Records drawn from a dataset:

◇ ◇ ◇ ◇ ◇ ◇ ◇

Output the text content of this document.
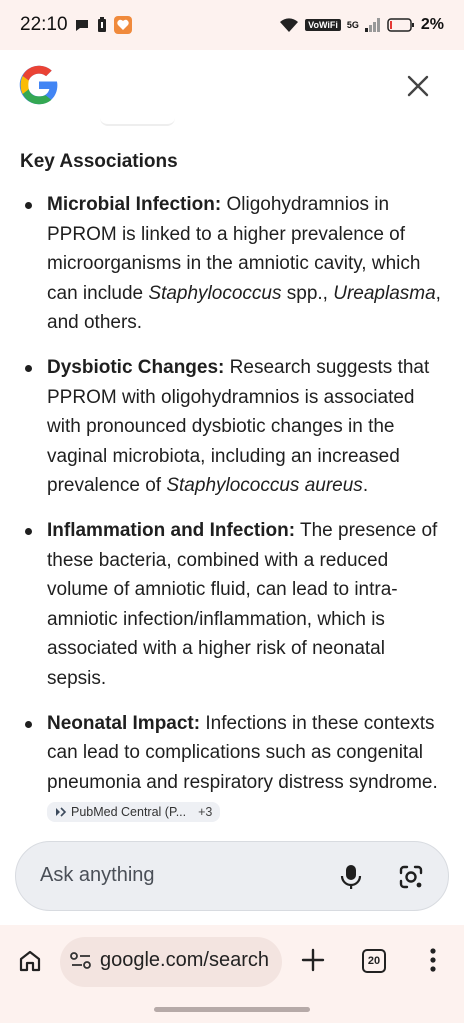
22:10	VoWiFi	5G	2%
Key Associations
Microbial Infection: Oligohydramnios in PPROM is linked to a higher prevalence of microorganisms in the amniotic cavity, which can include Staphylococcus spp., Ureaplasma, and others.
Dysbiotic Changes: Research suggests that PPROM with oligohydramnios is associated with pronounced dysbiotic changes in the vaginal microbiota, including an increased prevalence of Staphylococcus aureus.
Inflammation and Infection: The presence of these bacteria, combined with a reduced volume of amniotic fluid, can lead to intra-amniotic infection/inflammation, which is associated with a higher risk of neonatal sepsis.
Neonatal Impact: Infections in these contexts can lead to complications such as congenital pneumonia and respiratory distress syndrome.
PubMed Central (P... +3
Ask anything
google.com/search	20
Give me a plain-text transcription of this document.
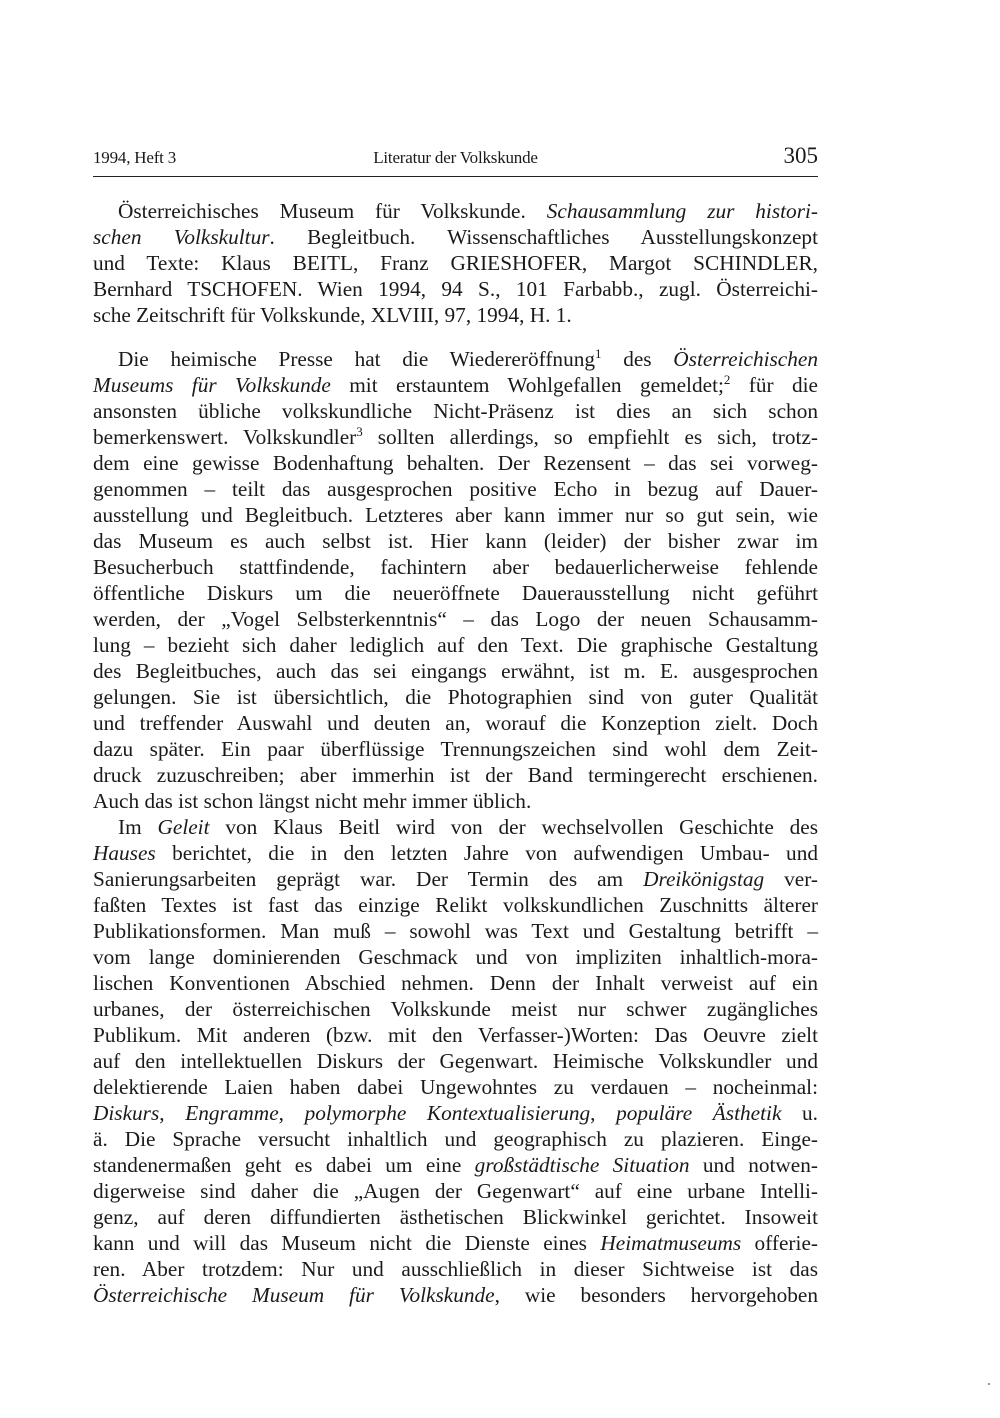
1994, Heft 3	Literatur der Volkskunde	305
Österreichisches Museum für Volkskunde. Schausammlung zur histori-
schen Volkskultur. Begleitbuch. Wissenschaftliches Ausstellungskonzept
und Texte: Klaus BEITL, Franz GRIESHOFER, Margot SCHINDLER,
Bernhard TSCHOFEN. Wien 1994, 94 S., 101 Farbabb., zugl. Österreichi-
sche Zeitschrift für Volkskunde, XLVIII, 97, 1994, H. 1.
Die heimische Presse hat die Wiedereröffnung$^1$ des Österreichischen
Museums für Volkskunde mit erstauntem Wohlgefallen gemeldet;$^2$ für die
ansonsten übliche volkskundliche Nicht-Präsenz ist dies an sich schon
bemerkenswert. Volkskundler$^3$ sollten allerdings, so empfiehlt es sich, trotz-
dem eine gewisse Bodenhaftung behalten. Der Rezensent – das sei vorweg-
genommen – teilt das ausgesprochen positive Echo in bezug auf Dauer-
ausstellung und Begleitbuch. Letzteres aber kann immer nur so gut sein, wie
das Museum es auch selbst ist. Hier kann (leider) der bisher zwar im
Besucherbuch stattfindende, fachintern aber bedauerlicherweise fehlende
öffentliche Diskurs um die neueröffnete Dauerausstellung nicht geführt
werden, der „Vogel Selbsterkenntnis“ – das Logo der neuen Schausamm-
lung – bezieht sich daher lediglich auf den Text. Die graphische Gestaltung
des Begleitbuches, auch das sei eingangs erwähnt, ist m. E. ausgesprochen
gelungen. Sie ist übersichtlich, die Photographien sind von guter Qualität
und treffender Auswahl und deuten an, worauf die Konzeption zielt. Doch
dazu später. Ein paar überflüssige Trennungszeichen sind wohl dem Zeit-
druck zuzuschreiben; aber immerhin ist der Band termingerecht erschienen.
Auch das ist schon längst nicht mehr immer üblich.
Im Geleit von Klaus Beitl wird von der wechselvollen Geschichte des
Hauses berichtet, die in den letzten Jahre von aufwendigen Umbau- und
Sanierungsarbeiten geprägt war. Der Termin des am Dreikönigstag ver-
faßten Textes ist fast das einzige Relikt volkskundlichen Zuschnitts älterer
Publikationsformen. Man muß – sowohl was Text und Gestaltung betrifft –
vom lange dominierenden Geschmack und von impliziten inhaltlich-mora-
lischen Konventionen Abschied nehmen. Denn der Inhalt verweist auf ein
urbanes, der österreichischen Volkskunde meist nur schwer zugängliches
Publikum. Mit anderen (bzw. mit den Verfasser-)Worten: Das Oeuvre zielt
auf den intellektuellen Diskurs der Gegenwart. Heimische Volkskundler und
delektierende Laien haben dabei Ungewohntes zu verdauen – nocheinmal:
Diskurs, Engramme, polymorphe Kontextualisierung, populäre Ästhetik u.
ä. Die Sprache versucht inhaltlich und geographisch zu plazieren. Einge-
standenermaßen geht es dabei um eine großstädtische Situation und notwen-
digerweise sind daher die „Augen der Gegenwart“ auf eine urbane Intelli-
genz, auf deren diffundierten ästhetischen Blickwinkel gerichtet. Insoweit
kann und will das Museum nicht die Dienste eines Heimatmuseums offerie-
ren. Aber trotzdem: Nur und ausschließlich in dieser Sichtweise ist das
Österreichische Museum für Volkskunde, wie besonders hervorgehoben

◇ ◇ ◇ ◇ ◇ ◇ ◇

- [WHAT YOU NEED TO DO]:
Read through the data and copy every line where "Volkskundler" shows up.

- [FINAL ANSWER]:
bemerkenswert. Volkskundler$^3$ sollten allerdings, so empfiehlt es sich, trotz-
auf den intellektuellen Diskurs der Gegenwart. Heimische Volkskundler und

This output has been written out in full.